- The request: Below are some entries. Output each one exactly as it appears.

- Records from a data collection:
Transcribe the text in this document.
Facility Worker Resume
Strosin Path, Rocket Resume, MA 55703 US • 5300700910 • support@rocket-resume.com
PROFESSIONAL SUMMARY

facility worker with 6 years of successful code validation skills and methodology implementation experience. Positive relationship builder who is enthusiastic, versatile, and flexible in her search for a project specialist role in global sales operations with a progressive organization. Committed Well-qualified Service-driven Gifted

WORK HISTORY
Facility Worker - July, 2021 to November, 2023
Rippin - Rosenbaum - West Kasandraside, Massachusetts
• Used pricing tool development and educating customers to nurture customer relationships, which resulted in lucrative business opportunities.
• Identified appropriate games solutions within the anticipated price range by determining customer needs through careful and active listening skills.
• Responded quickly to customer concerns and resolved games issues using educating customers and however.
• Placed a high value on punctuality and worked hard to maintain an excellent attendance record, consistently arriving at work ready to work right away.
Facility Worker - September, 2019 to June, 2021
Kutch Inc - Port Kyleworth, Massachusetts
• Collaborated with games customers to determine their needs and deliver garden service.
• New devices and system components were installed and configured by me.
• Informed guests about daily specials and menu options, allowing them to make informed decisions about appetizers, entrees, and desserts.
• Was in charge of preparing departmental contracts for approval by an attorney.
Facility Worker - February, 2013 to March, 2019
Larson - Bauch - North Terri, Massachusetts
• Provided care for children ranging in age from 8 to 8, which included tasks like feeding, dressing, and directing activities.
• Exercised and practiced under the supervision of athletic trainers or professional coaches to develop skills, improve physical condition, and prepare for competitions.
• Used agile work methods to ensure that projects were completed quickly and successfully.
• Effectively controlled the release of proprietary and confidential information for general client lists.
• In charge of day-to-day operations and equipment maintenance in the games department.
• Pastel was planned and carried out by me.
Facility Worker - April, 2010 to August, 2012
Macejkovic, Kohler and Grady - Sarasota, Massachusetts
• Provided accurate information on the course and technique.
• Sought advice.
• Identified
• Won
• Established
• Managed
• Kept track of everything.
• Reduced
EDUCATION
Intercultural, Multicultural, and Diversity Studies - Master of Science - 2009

- Exercise response:
Transcribe the text in this document.
Facility Worker Resume
Strosin Path, Rocket Resume, MA 55703 US • 5300700910 • support@rocket-resume.com
PROFESSIONAL SUMMARY

facility worker with 6 years of successful code validation skills and methodology implementation experience. Positive relationship builder who is enthusiastic, versatile, and flexible in her search for a project specialist role in global sales operations with a progressive organization. Committed Well-qualified Service-driven Gifted

WORK HISTORY
Facility Worker - July, 2021 to November, 2023
Rippin - Rosenbaum - West Kasandraside, Massachusetts
• Used pricing tool development and educating customers to nurture customer relationships, which resulted in lucrative business opportunities.
• Identified appropriate games solutions within the anticipated price range by determining customer needs through careful and active listening skills.
• Responded quickly to customer concerns and resolved games issues using educating customers and however.
• Placed a high value on punctuality and worked hard to maintain an excellent attendance record, consistently arriving at work ready to work right away.
Facility Worker - September, 2019 to June, 2021
Kutch Inc - Port Kyleworth, Massachusetts
• Collaborated with games customers to determine their needs and deliver garden service.
• New devices and system components were installed and configured by me.
• Informed guests about daily specials and menu options, allowing them to make informed decisions about appetizers, entrees, and desserts.
• Was in charge of preparing departmental contracts for approval by an attorney.
Facility Worker - February, 2013 to March, 2019
Larson - Bauch - North Terri, Massachusetts
• Provided care for children ranging in age from 8 to 8, which included tasks like feeding, dressing, and directing activities.
• Exercised and practiced under the supervision of athletic trainers or professional coaches to develop skills, improve physical condition, and prepare for competitions.
• Used agile work methods to ensure that projects were completed quickly and successfully.
• Effectively controlled the release of proprietary and confidential information for general client lists.
• In charge of day-to-day operations and equipment maintenance in the games department.
• Pastel was planned and carried out by me.
Facility Worker - April, 2010 to August, 2012
Macejkovic, Kohler and Grady - Sarasota, Massachusetts
• Provided accurate information on the course and technique.
• Sought advice.
• Identified
• Won
• Established
• Managed
• Kept track of everything.
• Reduced
EDUCATION
Intercultural, Multicultural, and Diversity Studies - Master of Science - 2009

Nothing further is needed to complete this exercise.